### Records for this task:
----------

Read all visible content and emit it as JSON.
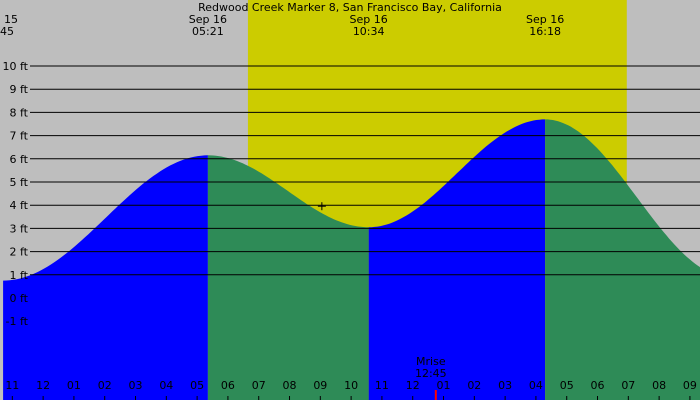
{
  "title": "Redwood Creek Marker 8, San Francisco Bay, California",
  "colors": {
    "night": "#bebebe",
    "day": "#cccc00",
    "rising": "#0000ff",
    "falling": "#2e8b57",
    "gridline": "#000000",
    "moon_marker": "#ff0000"
  },
  "chart_data": {
    "type": "area",
    "title": "Redwood Creek Marker 8, San Francisco Bay, California",
    "xlabel": "",
    "ylabel": "",
    "y_unit": "ft",
    "ylim": [
      -2.0,
      12.0
    ],
    "xlim": [
      10.6,
      33.1
    ],
    "y_ticks": [
      10,
      9,
      8,
      7,
      6,
      5,
      4,
      3,
      2,
      1,
      0,
      -1
    ],
    "y_tick_labels": [
      "10 ft",
      "9 ft",
      "8 ft",
      "7 ft",
      "6 ft",
      "5 ft",
      "4 ft",
      "3 ft",
      "2 ft",
      "1 ft",
      "0 ft",
      "-1 ft"
    ],
    "x_ticks": [
      11,
      12,
      13,
      14,
      15,
      16,
      17,
      18,
      19,
      20,
      21,
      22,
      23,
      24,
      25,
      26,
      27,
      28,
      29,
      30,
      31,
      32,
      33
    ],
    "x_tick_labels": [
      "11",
      "12",
      "01",
      "02",
      "03",
      "04",
      "05",
      "06",
      "07",
      "08",
      "09",
      "10",
      "11",
      "12",
      "01",
      "02",
      "03",
      "04",
      "05",
      "06",
      "07",
      "08",
      "09"
    ],
    "daylight": {
      "start": 18.65,
      "end": 30.95
    },
    "tide_events": [
      {
        "date": "15",
        "time": "45",
        "hour": 10.7,
        "height": 0.75,
        "type": "low",
        "clipped": true
      },
      {
        "date": "Sep 16",
        "time": "05:21",
        "hour": 17.35,
        "height": 6.15,
        "type": "high"
      },
      {
        "date": "Sep 16",
        "time": "10:34",
        "hour": 22.57,
        "height": 3.05,
        "type": "low"
      },
      {
        "date": "Sep 16",
        "time": "16:18",
        "hour": 28.3,
        "height": 7.7,
        "type": "high"
      },
      {
        "date": "",
        "time": "",
        "hour": 34.3,
        "height": 0.9,
        "type": "low",
        "offscreen": true
      }
    ],
    "moon": {
      "label": "Mrise",
      "time": "12:45",
      "hour": 24.75
    },
    "current_marker": {
      "hour": 21.05,
      "height": 4.0
    }
  }
}
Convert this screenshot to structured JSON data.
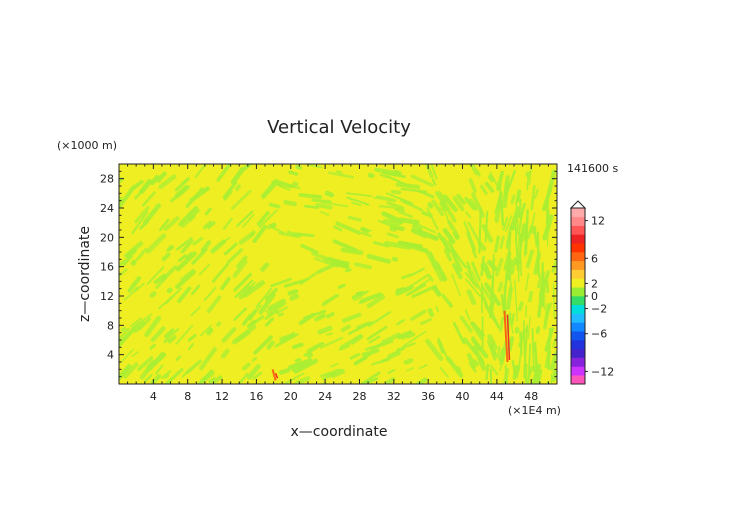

----------

### Task directions:
Using the material above, copy every line in which the string "time" occurs.

### Finished exercise:
        "time": "45",
        "time": "05:21",
        "time": "10:34",
        "time": "16:18",
        "time": "",
      "time": "12:45",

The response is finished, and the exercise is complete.